• _Task details_:
Find the lines holding "Disposing" and copy them.

• _The records_:
-- -- --

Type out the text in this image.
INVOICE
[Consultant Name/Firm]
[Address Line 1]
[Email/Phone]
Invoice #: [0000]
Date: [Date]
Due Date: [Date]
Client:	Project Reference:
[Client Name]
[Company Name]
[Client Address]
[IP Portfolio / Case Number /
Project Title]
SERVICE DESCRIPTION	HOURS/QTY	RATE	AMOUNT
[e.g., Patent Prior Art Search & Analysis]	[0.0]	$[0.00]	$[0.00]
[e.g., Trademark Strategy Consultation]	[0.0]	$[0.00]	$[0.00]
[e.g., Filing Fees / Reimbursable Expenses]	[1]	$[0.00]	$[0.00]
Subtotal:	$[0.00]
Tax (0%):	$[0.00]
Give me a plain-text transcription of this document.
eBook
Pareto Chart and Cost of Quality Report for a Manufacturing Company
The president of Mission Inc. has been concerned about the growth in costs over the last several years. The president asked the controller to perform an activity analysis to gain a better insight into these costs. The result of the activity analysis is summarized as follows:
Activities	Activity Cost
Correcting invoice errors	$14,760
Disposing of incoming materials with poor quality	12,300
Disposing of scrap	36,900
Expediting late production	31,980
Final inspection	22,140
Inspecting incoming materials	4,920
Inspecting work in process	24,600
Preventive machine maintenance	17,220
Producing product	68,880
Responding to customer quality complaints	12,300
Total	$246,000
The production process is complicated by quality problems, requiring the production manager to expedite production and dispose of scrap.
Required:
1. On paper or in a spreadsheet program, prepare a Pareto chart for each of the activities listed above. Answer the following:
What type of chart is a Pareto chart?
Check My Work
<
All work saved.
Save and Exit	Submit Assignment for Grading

-- -- --

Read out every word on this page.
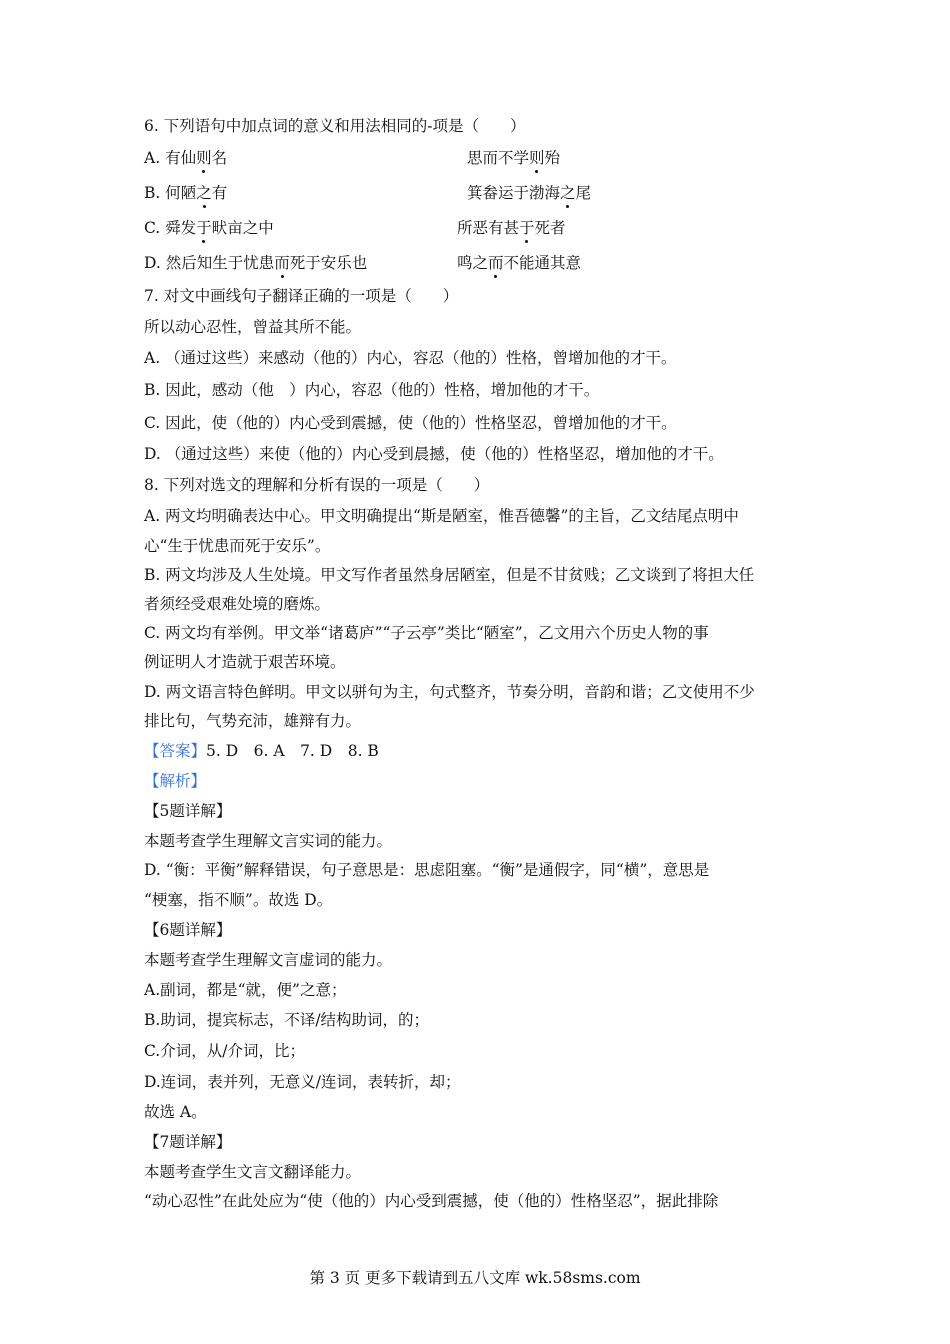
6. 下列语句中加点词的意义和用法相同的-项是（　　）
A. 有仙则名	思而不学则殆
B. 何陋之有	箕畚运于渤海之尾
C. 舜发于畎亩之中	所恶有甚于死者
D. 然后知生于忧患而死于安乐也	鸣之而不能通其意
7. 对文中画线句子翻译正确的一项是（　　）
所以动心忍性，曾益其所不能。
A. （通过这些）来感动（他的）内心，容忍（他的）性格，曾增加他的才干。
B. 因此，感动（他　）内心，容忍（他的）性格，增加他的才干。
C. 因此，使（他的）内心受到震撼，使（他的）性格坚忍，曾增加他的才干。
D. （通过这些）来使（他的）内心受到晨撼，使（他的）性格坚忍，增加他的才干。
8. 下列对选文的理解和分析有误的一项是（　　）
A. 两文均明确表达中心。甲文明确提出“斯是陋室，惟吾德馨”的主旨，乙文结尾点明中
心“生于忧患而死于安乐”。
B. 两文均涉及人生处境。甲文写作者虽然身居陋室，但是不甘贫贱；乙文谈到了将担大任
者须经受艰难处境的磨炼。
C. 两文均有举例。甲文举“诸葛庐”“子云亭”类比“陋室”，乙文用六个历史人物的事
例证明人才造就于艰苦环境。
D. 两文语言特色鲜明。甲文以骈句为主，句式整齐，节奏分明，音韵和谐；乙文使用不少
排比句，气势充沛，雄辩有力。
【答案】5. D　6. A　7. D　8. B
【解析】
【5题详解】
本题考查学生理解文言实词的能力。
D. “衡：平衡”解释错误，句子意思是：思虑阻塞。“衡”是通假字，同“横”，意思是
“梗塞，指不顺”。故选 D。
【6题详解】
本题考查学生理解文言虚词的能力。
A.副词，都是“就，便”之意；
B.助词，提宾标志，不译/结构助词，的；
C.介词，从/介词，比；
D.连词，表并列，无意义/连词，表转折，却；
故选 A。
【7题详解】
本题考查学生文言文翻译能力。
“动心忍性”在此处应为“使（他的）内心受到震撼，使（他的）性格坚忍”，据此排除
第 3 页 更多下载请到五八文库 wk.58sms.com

-- -- --

• _Response for this exercise_:
Disposing of incoming materials with poor quality	12,300
Disposing of scrap	36,900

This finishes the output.